◆ Instruction:
Write out the records word for word, with no pictures.

------ Records for processing ------

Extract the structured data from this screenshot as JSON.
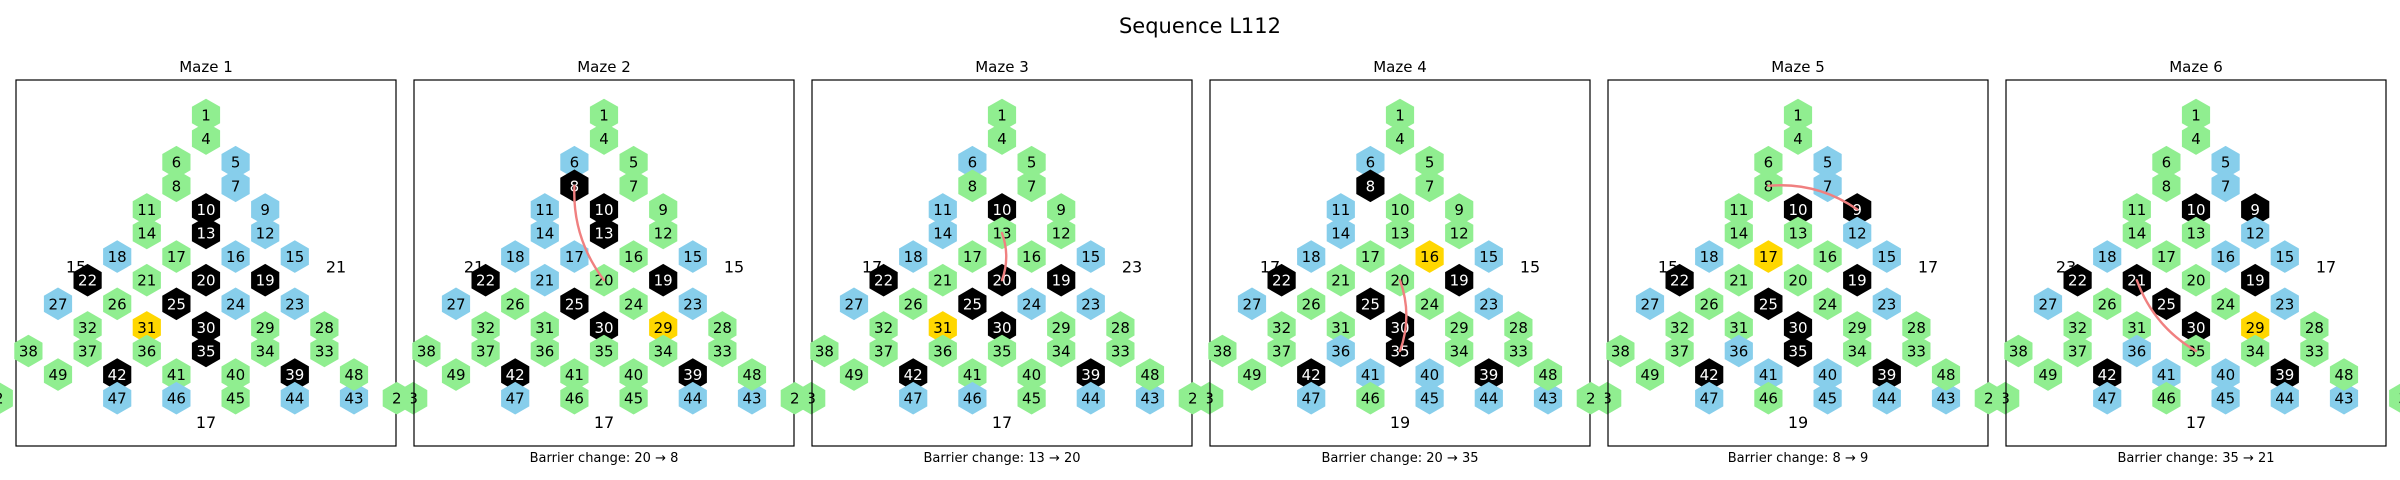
{
  "figure": {
    "title": "Sequence L112"
  },
  "colors": {
    "green": "#90EE90",
    "blue": "#87CEEB",
    "black": "#000000",
    "gold": "#FFD700",
    "barrier": "#F08080"
  },
  "mazes": [
    {
      "title": "Maze 1",
      "left_label": "15",
      "right_label": "21",
      "bottom_label": "17",
      "caption": "",
      "cells": {
        "1": "green",
        "2": "green",
        "3": "green",
        "4": "green",
        "5": "blue",
        "6": "green",
        "7": "blue",
        "8": "green",
        "9": "blue",
        "10": "black",
        "11": "green",
        "12": "blue",
        "13": "black",
        "14": "green",
        "15": "blue",
        "16": "blue",
        "17": "green",
        "18": "blue",
        "19": "black",
        "20": "black",
        "21": "green",
        "22": "black",
        "23": "blue",
        "24": "blue",
        "25": "black",
        "26": "green",
        "27": "blue",
        "28": "green",
        "29": "green",
        "30": "black",
        "31": "gold",
        "32": "green",
        "33": "green",
        "34": "green",
        "35": "black",
        "36": "green",
        "37": "green",
        "38": "green",
        "39": "black",
        "40": "green",
        "41": "green",
        "42": "black",
        "43": "blue",
        "44": "blue",
        "45": "green",
        "46": "blue",
        "47": "blue",
        "48": "green",
        "49": "green"
      },
      "barrier": null
    },
    {
      "title": "Maze 2",
      "left_label": "21",
      "right_label": "15",
      "bottom_label": "17",
      "caption": "Barrier change: 20 → 8",
      "cells": {
        "1": "green",
        "2": "green",
        "3": "green",
        "4": "green",
        "5": "green",
        "6": "blue",
        "7": "green",
        "8": "black",
        "9": "green",
        "10": "black",
        "11": "blue",
        "12": "green",
        "13": "black",
        "14": "blue",
        "15": "blue",
        "16": "green",
        "17": "blue",
        "18": "blue",
        "19": "black",
        "20": "green",
        "21": "blue",
        "22": "black",
        "23": "blue",
        "24": "green",
        "25": "black",
        "26": "green",
        "27": "blue",
        "28": "green",
        "29": "gold",
        "30": "black",
        "31": "green",
        "32": "green",
        "33": "green",
        "34": "green",
        "35": "green",
        "36": "green",
        "37": "green",
        "38": "green",
        "39": "black",
        "40": "green",
        "41": "green",
        "42": "black",
        "43": "blue",
        "44": "blue",
        "45": "green",
        "46": "green",
        "47": "blue",
        "48": "green",
        "49": "green"
      },
      "barrier": [
        "20",
        "8"
      ]
    },
    {
      "title": "Maze 3",
      "left_label": "17",
      "right_label": "23",
      "bottom_label": "17",
      "caption": "Barrier change: 13 → 20",
      "cells": {
        "1": "green",
        "2": "green",
        "3": "green",
        "4": "green",
        "5": "green",
        "6": "blue",
        "7": "green",
        "8": "green",
        "9": "green",
        "10": "black",
        "11": "blue",
        "12": "green",
        "13": "green",
        "14": "blue",
        "15": "blue",
        "16": "green",
        "17": "green",
        "18": "blue",
        "19": "black",
        "20": "black",
        "21": "green",
        "22": "black",
        "23": "blue",
        "24": "blue",
        "25": "black",
        "26": "green",
        "27": "blue",
        "28": "green",
        "29": "green",
        "30": "black",
        "31": "gold",
        "32": "green",
        "33": "green",
        "34": "green",
        "35": "green",
        "36": "green",
        "37": "green",
        "38": "green",
        "39": "black",
        "40": "green",
        "41": "green",
        "42": "black",
        "43": "blue",
        "44": "blue",
        "45": "green",
        "46": "blue",
        "47": "blue",
        "48": "green",
        "49": "green"
      },
      "barrier": [
        "13",
        "20"
      ]
    },
    {
      "title": "Maze 4",
      "left_label": "17",
      "right_label": "15",
      "bottom_label": "19",
      "caption": "Barrier change: 20 → 35",
      "cells": {
        "1": "green",
        "2": "green",
        "3": "green",
        "4": "green",
        "5": "green",
        "6": "blue",
        "7": "green",
        "8": "black",
        "9": "green",
        "10": "green",
        "11": "blue",
        "12": "green",
        "13": "green",
        "14": "blue",
        "15": "blue",
        "16": "gold",
        "17": "green",
        "18": "blue",
        "19": "black",
        "20": "green",
        "21": "green",
        "22": "black",
        "23": "blue",
        "24": "green",
        "25": "black",
        "26": "green",
        "27": "blue",
        "28": "green",
        "29": "green",
        "30": "black",
        "31": "green",
        "32": "green",
        "33": "green",
        "34": "green",
        "35": "black",
        "36": "blue",
        "37": "green",
        "38": "green",
        "39": "black",
        "40": "blue",
        "41": "blue",
        "42": "black",
        "43": "blue",
        "44": "blue",
        "45": "blue",
        "46": "green",
        "47": "blue",
        "48": "green",
        "49": "green"
      },
      "barrier": [
        "20",
        "35"
      ]
    },
    {
      "title": "Maze 5",
      "left_label": "15",
      "right_label": "17",
      "bottom_label": "19",
      "caption": "Barrier change: 8 → 9",
      "cells": {
        "1": "green",
        "2": "green",
        "3": "green",
        "4": "green",
        "5": "blue",
        "6": "green",
        "7": "blue",
        "8": "green",
        "9": "black",
        "10": "black",
        "11": "green",
        "12": "blue",
        "13": "green",
        "14": "green",
        "15": "blue",
        "16": "green",
        "17": "gold",
        "18": "blue",
        "19": "black",
        "20": "green",
        "21": "green",
        "22": "black",
        "23": "blue",
        "24": "green",
        "25": "black",
        "26": "green",
        "27": "blue",
        "28": "green",
        "29": "green",
        "30": "black",
        "31": "green",
        "32": "green",
        "33": "green",
        "34": "green",
        "35": "black",
        "36": "blue",
        "37": "green",
        "38": "green",
        "39": "black",
        "40": "blue",
        "41": "blue",
        "42": "black",
        "43": "blue",
        "44": "blue",
        "45": "blue",
        "46": "green",
        "47": "blue",
        "48": "green",
        "49": "green"
      },
      "barrier": [
        "8",
        "9"
      ]
    },
    {
      "title": "Maze 6",
      "left_label": "23",
      "right_label": "17",
      "bottom_label": "17",
      "caption": "Barrier change: 35 → 21",
      "cells": {
        "1": "green",
        "2": "green",
        "3": "green",
        "4": "green",
        "5": "blue",
        "6": "green",
        "7": "blue",
        "8": "green",
        "9": "black",
        "10": "black",
        "11": "green",
        "12": "blue",
        "13": "green",
        "14": "green",
        "15": "blue",
        "16": "blue",
        "17": "green",
        "18": "blue",
        "19": "black",
        "20": "green",
        "21": "black",
        "22": "black",
        "23": "blue",
        "24": "green",
        "25": "black",
        "26": "green",
        "27": "blue",
        "28": "green",
        "29": "gold",
        "30": "black",
        "31": "green",
        "32": "green",
        "33": "green",
        "34": "green",
        "35": "green",
        "36": "blue",
        "37": "green",
        "38": "green",
        "39": "black",
        "40": "blue",
        "41": "blue",
        "42": "black",
        "43": "blue",
        "44": "blue",
        "45": "blue",
        "46": "green",
        "47": "blue",
        "48": "green",
        "49": "green"
      },
      "barrier": [
        "35",
        "21"
      ]
    }
  ]
}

------

◆ Output of the exercise:
Extract the structured data from this screenshot as JSON.
{
  "figure": {
    "title": "Sequence L112"
  },
  "colors": {
    "green": "#90EE90",
    "blue": "#87CEEB",
    "black": "#000000",
    "gold": "#FFD700",
    "barrier": "#F08080"
  },
  "mazes": [
    {
      "title": "Maze 1",
      "left_label": "15",
      "right_label": "21",
      "bottom_label": "17",
      "caption": "",
      "cells": {
        "1": "green",
        "2": "green",
        "3": "green",
        "4": "green",
        "5": "blue",
        "6": "green",
        "7": "blue",
        "8": "green",
        "9": "blue",
        "10": "black",
        "11": "green",
        "12": "blue",
        "13": "black",
        "14": "green",
        "15": "blue",
        "16": "blue",
        "17": "green",
        "18": "blue",
        "19": "black",
        "20": "black",
        "21": "green",
        "22": "black",
        "23": "blue",
        "24": "blue",
        "25": "black",
        "26": "green",
        "27": "blue",
        "28": "green",
        "29": "green",
        "30": "black",
        "31": "gold",
        "32": "green",
        "33": "green",
        "34": "green",
        "35": "black",
        "36": "green",
        "37": "green",
        "38": "green",
        "39": "black",
        "40": "green",
        "41": "green",
        "42": "black",
        "43": "blue",
        "44": "blue",
        "45": "green",
        "46": "blue",
        "47": "blue",
        "48": "green",
        "49": "green"
      },
      "barrier": null
    },
    {
      "title": "Maze 2",
      "left_label": "21",
      "right_label": "15",
      "bottom_label": "17",
      "caption": "Barrier change: 20 → 8",
      "cells": {
        "1": "green",
        "2": "green",
        "3": "green",
        "4": "green",
        "5": "green",
        "6": "blue",
        "7": "green",
        "8": "black",
        "9": "green",
        "10": "black",
        "11": "blue",
        "12": "green",
        "13": "black",
        "14": "blue",
        "15": "blue",
        "16": "green",
        "17": "blue",
        "18": "blue",
        "19": "black",
        "20": "green",
        "21": "blue",
        "22": "black",
        "23": "blue",
        "24": "green",
        "25": "black",
        "26": "green",
        "27": "blue",
        "28": "green",
        "29": "gold",
        "30": "black",
        "31": "green",
        "32": "green",
        "33": "green",
        "34": "green",
        "35": "green",
        "36": "green",
        "37": "green",
        "38": "green",
        "39": "black",
        "40": "green",
        "41": "green",
        "42": "black",
        "43": "blue",
        "44": "blue",
        "45": "green",
        "46": "green",
        "47": "blue",
        "48": "green",
        "49": "green"
      },
      "barrier": [
        "20",
        "8"
      ]
    },
    {
      "title": "Maze 3",
      "left_label": "17",
      "right_label": "23",
      "bottom_label": "17",
      "caption": "Barrier change: 13 → 20",
      "cells": {
        "1": "green",
        "2": "green",
        "3": "green",
        "4": "green",
        "5": "green",
        "6": "blue",
        "7": "green",
        "8": "green",
        "9": "green",
        "10": "black",
        "11": "blue",
        "12": "green",
        "13": "green",
        "14": "blue",
        "15": "blue",
        "16": "green",
        "17": "green",
        "18": "blue",
        "19": "black",
        "20": "black",
        "21": "green",
        "22": "black",
        "23": "blue",
        "24": "blue",
        "25": "black",
        "26": "green",
        "27": "blue",
        "28": "green",
        "29": "green",
        "30": "black",
        "31": "gold",
        "32": "green",
        "33": "green",
        "34": "green",
        "35": "green",
        "36": "green",
        "37": "green",
        "38": "green",
        "39": "black",
        "40": "green",
        "41": "green",
        "42": "black",
        "43": "blue",
        "44": "blue",
        "45": "green",
        "46": "blue",
        "47": "blue",
        "48": "green",
        "49": "green"
      },
      "barrier": [
        "13",
        "20"
      ]
    },
    {
      "title": "Maze 4",
      "left_label": "17",
      "right_label": "15",
      "bottom_label": "19",
      "caption": "Barrier change: 20 → 35",
      "cells": {
        "1": "green",
        "2": "green",
        "3": "green",
        "4": "green",
        "5": "green",
        "6": "blue",
        "7": "green",
        "8": "black",
        "9": "green",
        "10": "green",
        "11": "blue",
        "12": "green",
        "13": "green",
        "14": "blue",
        "15": "blue",
        "16": "gold",
        "17": "green",
        "18": "blue",
        "19": "black",
        "20": "green",
        "21": "green",
        "22": "black",
        "23": "blue",
        "24": "green",
        "25": "black",
        "26": "green",
        "27": "blue",
        "28": "green",
        "29": "green",
        "30": "black",
        "31": "green",
        "32": "green",
        "33": "green",
        "34": "green",
        "35": "black",
        "36": "blue",
        "37": "green",
        "38": "green",
        "39": "black",
        "40": "blue",
        "41": "blue",
        "42": "black",
        "43": "blue",
        "44": "blue",
        "45": "blue",
        "46": "green",
        "47": "blue",
        "48": "green",
        "49": "green"
      },
      "barrier": [
        "20",
        "35"
      ]
    },
    {
      "title": "Maze 5",
      "left_label": "15",
      "right_label": "17",
      "bottom_label": "19",
      "caption": "Barrier change: 8 → 9",
      "cells": {
        "1": "green",
        "2": "green",
        "3": "green",
        "4": "green",
        "5": "blue",
        "6": "green",
        "7": "blue",
        "8": "green",
        "9": "black",
        "10": "black",
        "11": "green",
        "12": "blue",
        "13": "green",
        "14": "green",
        "15": "blue",
        "16": "green",
        "17": "gold",
        "18": "blue",
        "19": "black",
        "20": "green",
        "21": "green",
        "22": "black",
        "23": "blue",
        "24": "green",
        "25": "black",
        "26": "green",
        "27": "blue",
        "28": "green",
        "29": "green",
        "30": "black",
        "31": "green",
        "32": "green",
        "33": "green",
        "34": "green",
        "35": "black",
        "36": "blue",
        "37": "green",
        "38": "green",
        "39": "black",
        "40": "blue",
        "41": "blue",
        "42": "black",
        "43": "blue",
        "44": "blue",
        "45": "blue",
        "46": "green",
        "47": "blue",
        "48": "green",
        "49": "green"
      },
      "barrier": [
        "8",
        "9"
      ]
    },
    {
      "title": "Maze 6",
      "left_label": "23",
      "right_label": "17",
      "bottom_label": "17",
      "caption": "Barrier change: 35 → 21",
      "cells": {
        "1": "green",
        "2": "green",
        "3": "green",
        "4": "green",
        "5": "blue",
        "6": "green",
        "7": "blue",
        "8": "green",
        "9": "black",
        "10": "black",
        "11": "green",
        "12": "blue",
        "13": "green",
        "14": "green",
        "15": "blue",
        "16": "blue",
        "17": "green",
        "18": "blue",
        "19": "black",
        "20": "green",
        "21": "black",
        "22": "black",
        "23": "blue",
        "24": "green",
        "25": "black",
        "26": "green",
        "27": "blue",
        "28": "green",
        "29": "gold",
        "30": "black",
        "31": "green",
        "32": "green",
        "33": "green",
        "34": "green",
        "35": "green",
        "36": "blue",
        "37": "green",
        "38": "green",
        "39": "black",
        "40": "blue",
        "41": "blue",
        "42": "black",
        "43": "blue",
        "44": "blue",
        "45": "blue",
        "46": "green",
        "47": "blue",
        "48": "green",
        "49": "green"
      },
      "barrier": [
        "35",
        "21"
      ]
    }
  ]
}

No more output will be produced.